**RAW DATA:**
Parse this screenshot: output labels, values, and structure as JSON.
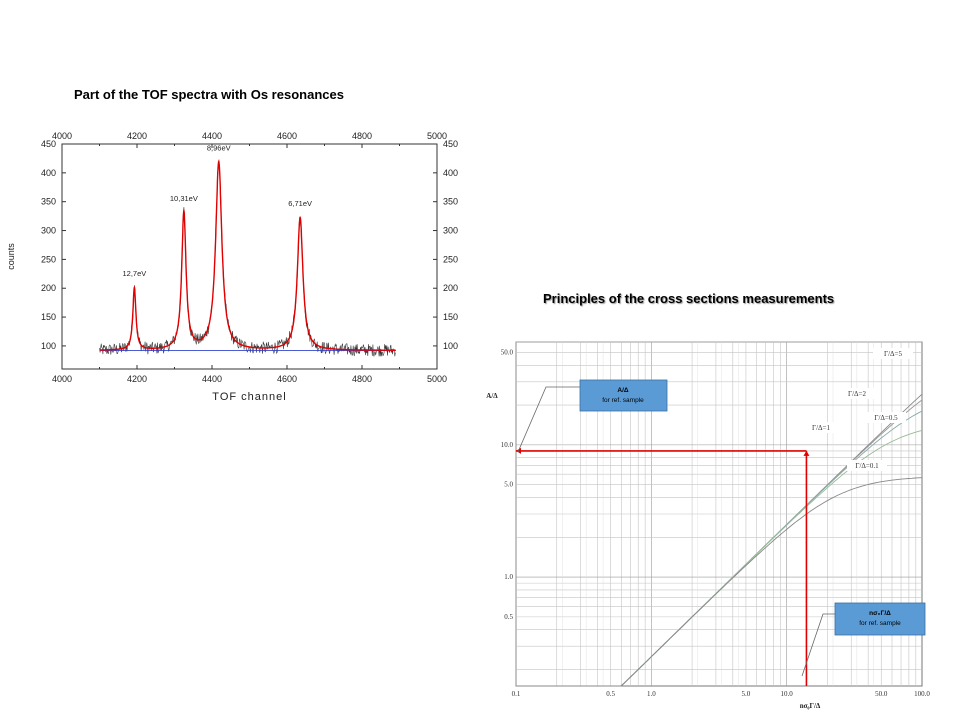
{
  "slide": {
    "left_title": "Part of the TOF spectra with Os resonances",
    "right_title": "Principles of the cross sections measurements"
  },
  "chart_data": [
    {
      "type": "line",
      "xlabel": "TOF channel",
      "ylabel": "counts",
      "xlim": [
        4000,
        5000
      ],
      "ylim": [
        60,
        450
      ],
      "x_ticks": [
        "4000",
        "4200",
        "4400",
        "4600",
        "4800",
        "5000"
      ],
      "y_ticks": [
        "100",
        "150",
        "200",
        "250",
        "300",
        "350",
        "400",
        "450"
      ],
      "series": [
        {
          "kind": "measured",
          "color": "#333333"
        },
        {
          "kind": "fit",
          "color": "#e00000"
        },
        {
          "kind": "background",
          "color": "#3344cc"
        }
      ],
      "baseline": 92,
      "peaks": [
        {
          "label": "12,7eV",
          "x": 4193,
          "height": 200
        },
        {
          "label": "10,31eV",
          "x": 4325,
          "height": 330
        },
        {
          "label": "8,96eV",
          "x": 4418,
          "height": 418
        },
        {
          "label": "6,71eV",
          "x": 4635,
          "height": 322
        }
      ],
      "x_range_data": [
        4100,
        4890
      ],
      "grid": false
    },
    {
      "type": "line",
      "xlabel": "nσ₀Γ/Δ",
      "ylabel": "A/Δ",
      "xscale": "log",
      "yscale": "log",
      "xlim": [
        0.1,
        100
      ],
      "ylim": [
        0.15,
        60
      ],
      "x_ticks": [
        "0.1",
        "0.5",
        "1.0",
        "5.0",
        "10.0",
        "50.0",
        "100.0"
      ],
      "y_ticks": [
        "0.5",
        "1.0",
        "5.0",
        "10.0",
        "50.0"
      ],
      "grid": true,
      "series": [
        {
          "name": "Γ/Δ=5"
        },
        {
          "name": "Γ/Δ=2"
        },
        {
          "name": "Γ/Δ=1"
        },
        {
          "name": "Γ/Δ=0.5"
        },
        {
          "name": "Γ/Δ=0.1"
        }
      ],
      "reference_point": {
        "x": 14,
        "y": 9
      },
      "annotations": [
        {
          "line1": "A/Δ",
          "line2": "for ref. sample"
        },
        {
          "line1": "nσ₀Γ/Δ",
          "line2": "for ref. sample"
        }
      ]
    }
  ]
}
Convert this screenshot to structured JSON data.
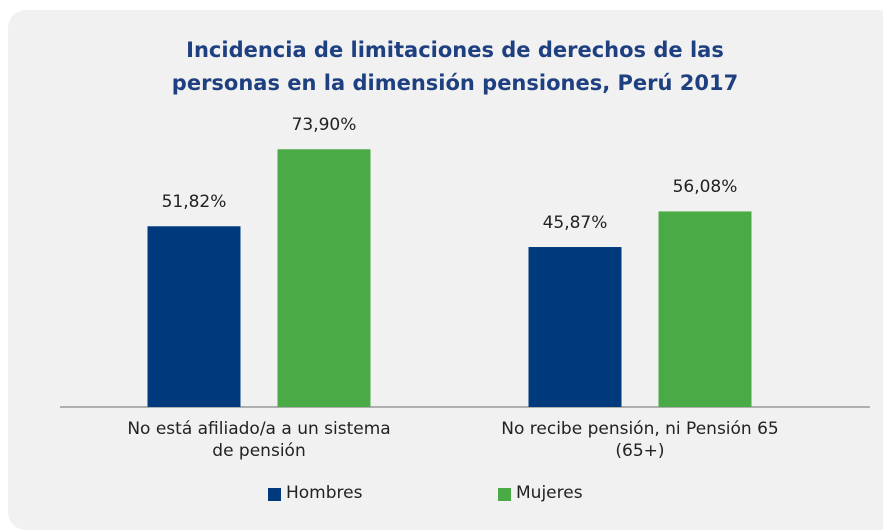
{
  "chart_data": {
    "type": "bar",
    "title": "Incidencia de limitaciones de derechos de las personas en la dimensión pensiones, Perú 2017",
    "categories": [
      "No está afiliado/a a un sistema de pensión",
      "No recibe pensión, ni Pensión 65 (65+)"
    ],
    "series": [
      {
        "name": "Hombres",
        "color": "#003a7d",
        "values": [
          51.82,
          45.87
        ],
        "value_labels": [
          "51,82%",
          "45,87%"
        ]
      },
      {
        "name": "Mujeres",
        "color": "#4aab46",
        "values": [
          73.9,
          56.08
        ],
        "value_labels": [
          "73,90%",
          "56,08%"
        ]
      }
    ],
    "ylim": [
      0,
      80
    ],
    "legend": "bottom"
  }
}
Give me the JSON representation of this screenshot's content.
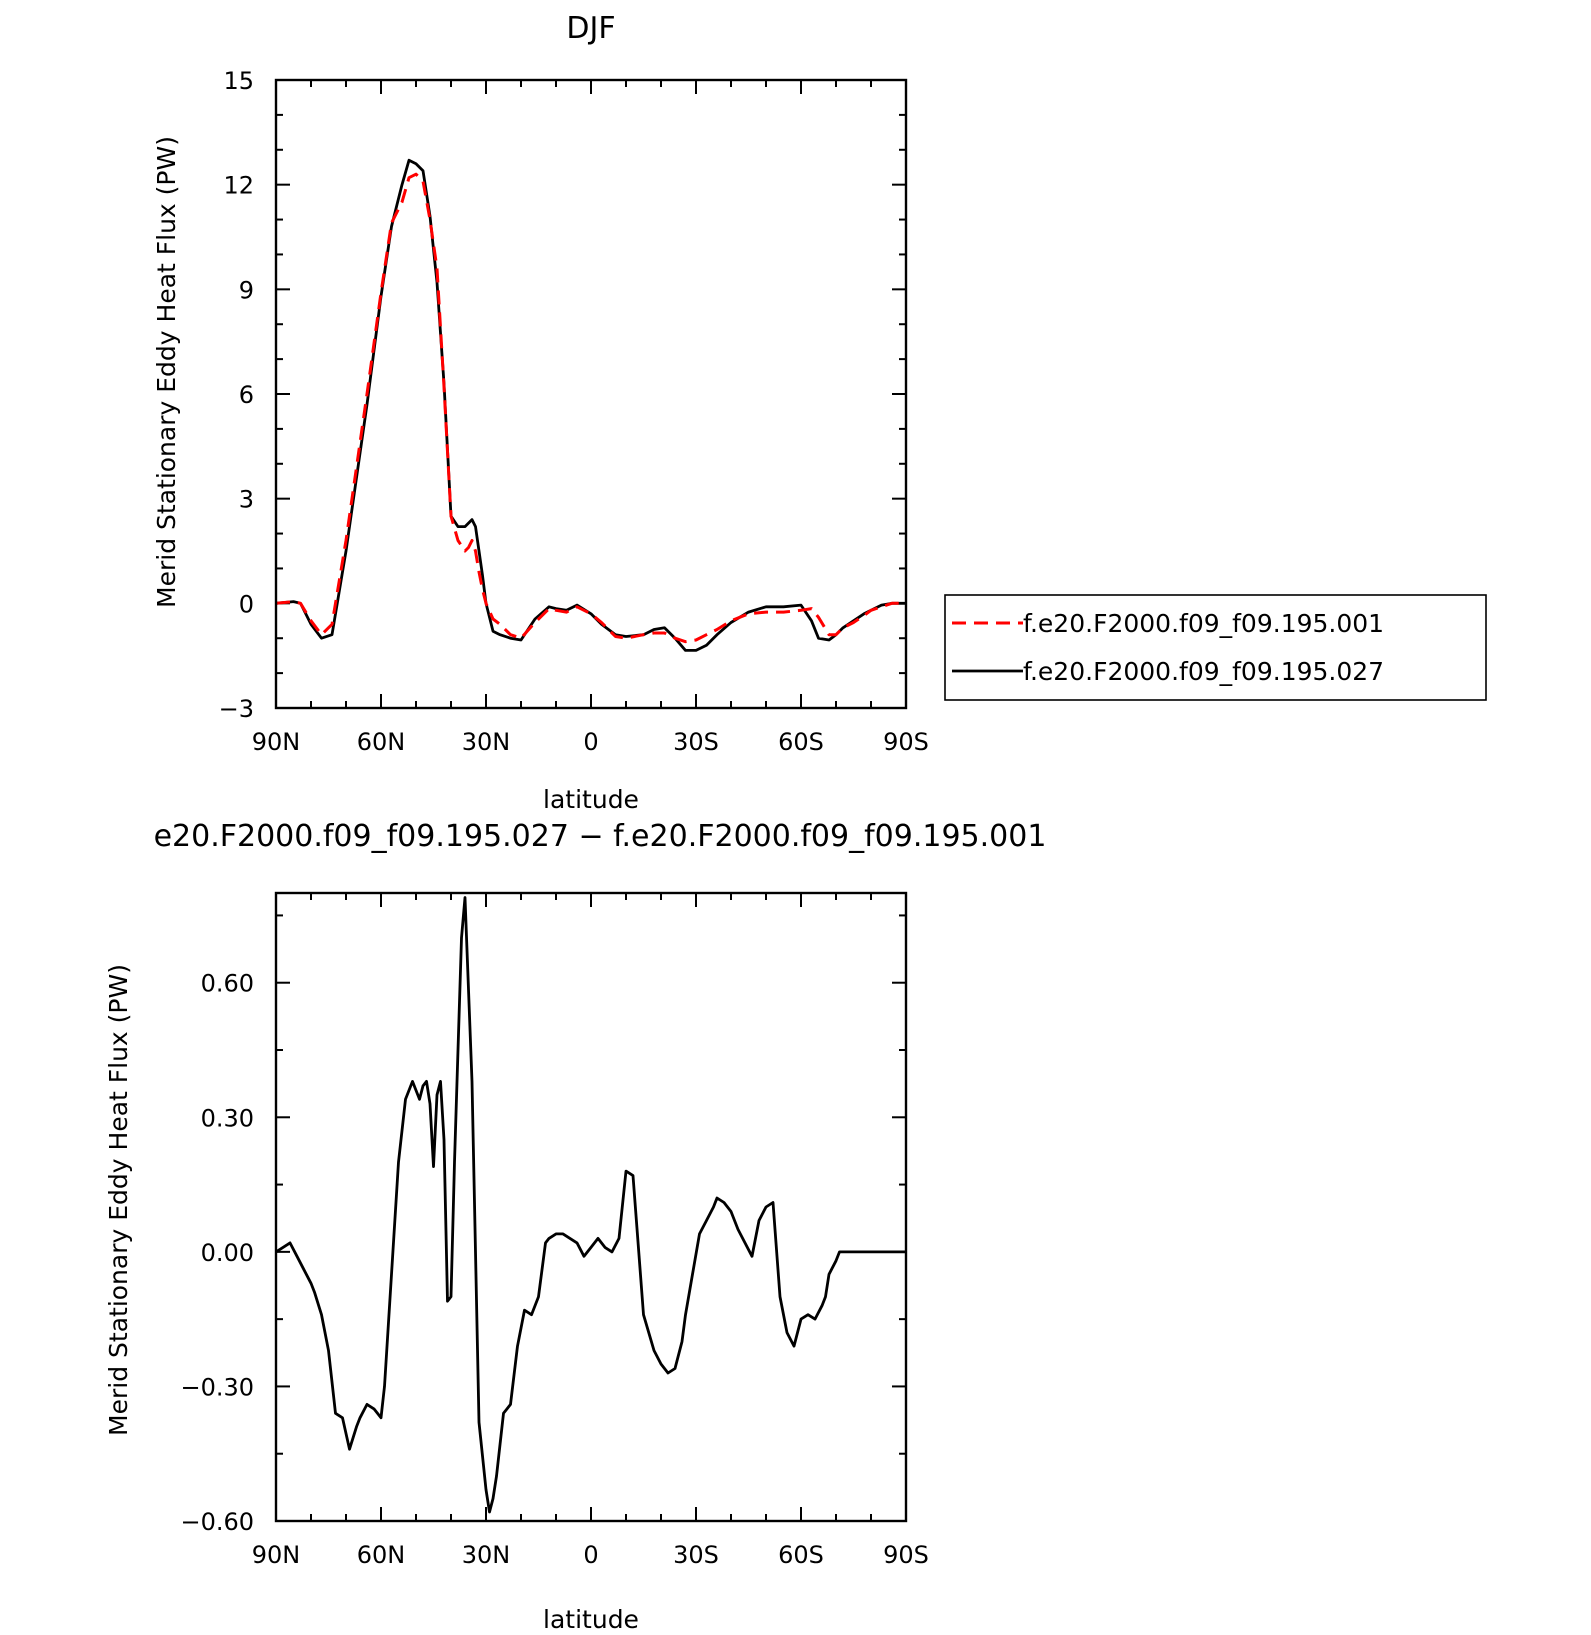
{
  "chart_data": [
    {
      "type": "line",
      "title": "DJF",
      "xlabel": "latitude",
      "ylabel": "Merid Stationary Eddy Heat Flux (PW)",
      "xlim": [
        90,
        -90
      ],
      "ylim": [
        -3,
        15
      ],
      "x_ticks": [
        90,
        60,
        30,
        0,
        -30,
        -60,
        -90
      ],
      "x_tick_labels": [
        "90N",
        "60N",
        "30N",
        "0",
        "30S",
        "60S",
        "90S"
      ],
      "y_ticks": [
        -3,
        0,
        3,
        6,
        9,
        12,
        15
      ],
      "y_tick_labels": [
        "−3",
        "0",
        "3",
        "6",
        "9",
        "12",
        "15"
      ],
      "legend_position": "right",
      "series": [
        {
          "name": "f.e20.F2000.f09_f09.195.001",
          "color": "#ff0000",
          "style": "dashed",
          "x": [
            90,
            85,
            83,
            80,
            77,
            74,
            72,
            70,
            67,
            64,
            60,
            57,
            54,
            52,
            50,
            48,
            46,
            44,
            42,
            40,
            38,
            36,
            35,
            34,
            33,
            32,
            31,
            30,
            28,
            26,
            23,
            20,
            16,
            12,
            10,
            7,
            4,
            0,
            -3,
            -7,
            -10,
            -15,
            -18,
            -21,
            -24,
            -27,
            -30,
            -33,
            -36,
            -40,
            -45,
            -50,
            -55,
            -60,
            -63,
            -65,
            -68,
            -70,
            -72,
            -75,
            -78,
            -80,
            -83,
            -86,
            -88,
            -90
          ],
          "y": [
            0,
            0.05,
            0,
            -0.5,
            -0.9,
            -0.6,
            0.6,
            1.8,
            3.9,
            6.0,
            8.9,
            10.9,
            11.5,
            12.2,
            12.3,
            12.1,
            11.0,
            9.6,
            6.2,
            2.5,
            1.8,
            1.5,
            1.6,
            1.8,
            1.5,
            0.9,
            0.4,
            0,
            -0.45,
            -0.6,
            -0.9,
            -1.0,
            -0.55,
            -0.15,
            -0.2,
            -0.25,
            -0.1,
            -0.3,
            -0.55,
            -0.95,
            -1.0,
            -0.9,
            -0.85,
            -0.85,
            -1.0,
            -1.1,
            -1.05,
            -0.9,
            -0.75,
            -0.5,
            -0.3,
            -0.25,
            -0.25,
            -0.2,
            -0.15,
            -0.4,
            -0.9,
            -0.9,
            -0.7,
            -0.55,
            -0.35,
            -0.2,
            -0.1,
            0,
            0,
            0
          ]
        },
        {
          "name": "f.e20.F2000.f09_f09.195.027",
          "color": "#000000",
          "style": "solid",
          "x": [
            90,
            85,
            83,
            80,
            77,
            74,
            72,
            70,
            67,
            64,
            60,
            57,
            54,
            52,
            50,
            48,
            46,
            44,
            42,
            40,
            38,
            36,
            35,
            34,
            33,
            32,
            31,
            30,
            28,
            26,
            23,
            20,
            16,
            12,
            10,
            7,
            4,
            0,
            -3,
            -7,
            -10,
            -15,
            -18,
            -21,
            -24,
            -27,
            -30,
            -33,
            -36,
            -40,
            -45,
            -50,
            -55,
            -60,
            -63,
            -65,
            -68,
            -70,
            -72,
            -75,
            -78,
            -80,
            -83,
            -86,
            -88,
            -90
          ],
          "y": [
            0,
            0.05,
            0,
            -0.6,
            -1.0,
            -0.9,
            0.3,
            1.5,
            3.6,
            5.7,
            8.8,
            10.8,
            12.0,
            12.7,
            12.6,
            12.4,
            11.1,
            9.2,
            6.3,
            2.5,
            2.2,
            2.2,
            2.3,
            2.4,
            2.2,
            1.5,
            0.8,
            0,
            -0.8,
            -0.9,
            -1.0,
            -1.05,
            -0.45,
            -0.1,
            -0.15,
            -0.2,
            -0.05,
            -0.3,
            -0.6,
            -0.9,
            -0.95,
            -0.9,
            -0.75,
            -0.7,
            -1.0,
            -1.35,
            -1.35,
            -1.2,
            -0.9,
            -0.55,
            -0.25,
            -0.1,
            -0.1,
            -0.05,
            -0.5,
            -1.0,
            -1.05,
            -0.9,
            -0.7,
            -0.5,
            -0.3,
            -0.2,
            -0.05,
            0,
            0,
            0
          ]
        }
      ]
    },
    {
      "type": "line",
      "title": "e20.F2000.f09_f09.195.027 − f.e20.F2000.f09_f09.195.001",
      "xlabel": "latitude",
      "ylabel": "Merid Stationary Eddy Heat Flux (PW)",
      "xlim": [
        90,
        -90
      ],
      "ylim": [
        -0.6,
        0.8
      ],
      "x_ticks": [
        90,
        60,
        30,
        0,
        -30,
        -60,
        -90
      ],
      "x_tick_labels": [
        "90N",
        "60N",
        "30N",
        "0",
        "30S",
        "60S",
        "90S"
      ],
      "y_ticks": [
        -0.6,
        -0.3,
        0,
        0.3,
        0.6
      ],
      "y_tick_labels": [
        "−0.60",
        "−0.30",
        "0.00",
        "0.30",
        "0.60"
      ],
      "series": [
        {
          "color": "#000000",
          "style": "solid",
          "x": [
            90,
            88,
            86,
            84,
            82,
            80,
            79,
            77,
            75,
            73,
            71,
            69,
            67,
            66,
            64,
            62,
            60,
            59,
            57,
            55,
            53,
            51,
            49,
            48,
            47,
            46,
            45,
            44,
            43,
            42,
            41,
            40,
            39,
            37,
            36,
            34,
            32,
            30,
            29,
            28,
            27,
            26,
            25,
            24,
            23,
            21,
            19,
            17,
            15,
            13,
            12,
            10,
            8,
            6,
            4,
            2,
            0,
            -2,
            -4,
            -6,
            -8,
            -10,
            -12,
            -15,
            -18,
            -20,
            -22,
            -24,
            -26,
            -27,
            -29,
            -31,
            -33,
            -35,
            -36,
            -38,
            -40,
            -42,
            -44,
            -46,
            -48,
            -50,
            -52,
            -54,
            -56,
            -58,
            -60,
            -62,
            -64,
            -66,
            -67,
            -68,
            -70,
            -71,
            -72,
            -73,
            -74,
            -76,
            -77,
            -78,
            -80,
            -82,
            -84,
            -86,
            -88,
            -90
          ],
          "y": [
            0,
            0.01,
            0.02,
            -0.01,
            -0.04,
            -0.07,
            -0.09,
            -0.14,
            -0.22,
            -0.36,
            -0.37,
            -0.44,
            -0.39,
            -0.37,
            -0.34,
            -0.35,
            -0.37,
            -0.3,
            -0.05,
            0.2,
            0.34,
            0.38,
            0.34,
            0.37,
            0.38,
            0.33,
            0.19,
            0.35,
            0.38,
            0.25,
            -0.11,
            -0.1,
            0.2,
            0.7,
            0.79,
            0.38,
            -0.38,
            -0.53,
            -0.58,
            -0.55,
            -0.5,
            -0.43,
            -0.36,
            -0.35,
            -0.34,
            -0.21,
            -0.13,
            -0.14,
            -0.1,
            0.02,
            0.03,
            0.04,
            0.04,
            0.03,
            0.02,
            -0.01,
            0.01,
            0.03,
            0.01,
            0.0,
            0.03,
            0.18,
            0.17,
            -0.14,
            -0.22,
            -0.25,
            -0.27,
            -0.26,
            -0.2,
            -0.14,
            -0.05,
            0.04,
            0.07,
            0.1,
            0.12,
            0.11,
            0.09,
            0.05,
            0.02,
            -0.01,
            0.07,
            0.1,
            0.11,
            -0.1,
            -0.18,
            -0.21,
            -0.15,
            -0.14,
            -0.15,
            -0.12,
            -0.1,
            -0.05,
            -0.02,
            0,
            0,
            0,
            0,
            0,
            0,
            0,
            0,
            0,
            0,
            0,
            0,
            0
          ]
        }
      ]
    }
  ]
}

**WHAT THE TASK ASKS:** Answer with one number: how many lines of the entries above include the word "kind".

**EXERCISE OUTPUT:** 3